Please pick out each line of the listing that contains the word "element" and copy those lines.

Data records
•••

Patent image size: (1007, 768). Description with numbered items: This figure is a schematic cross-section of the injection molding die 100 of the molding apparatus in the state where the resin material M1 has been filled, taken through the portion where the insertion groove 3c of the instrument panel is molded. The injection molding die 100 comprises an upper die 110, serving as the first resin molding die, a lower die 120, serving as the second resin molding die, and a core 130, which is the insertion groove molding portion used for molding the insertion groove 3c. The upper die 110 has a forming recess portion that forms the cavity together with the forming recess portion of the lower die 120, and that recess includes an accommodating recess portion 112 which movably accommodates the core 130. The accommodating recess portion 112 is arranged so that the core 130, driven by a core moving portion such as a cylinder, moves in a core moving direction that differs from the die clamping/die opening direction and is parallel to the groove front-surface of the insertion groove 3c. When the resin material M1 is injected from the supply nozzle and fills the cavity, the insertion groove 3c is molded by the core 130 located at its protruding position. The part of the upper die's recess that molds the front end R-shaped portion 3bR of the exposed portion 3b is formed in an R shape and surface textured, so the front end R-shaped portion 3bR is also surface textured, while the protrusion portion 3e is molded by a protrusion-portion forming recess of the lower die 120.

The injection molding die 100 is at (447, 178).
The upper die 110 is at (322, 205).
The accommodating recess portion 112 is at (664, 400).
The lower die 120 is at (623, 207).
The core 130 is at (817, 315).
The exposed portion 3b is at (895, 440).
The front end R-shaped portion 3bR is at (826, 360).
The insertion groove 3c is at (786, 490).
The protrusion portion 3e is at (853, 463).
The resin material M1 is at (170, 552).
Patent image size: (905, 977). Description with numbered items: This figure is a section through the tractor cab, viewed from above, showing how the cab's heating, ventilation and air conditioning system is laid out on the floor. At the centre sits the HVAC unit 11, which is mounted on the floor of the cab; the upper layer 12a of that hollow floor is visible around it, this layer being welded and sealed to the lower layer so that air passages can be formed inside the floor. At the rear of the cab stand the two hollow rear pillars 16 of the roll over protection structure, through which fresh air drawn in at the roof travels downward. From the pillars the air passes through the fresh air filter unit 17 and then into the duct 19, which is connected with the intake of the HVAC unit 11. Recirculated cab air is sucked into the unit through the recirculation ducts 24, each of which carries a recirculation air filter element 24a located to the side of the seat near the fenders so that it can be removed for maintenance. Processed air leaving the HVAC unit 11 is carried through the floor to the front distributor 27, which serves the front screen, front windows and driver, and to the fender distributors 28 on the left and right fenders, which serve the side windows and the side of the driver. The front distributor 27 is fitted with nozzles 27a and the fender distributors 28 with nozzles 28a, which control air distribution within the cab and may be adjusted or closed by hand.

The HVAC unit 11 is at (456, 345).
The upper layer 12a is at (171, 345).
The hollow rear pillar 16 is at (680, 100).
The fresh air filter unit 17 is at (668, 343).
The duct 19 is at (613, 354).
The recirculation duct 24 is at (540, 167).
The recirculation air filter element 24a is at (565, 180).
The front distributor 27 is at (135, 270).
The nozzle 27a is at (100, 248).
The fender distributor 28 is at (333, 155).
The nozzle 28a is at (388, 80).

•••

Full solution |
Patent image size: (905, 977). Description with numbered items: This figure is a section through the tractor cab, viewed from above, showing how the cab's heating, ventilation and air conditioning system is laid out on the floor. At the centre sits the HVAC unit 11, which is mounted on the floor of the cab; the upper layer 12a of that hollow floor is visible around it, this layer being welded and sealed to the lower layer so that air passages can be formed inside the floor. At the rear of the cab stand the two hollow rear pillars 16 of the roll over protection structure, through which fresh air drawn in at the roof travels downward. From the pillars the air passes through the fresh air filter unit 17 and then into the duct 19, which is connected with the intake of the HVAC unit 11. Recirculated cab air is sucked into the unit through the recirculation ducts 24, each of which carries a recirculation air filter element 24a located to the side of the seat near the fenders so that it can be removed for maintenance. Processed air leaving the HVAC unit 11 is carried through the floor to the front distributor 27, which serves the front screen, front windows and driver, and to the fender distributors 28 on the left and right fenders, which serve the side windows and the side of the driver. The front distributor 27 is fitted with nozzles 27a and the fender distributors 28 with nozzles 28a, which control air distribution within the cab and may be adjusted or closed by hand.
The recirculation air filter element 24a is at (565, 180).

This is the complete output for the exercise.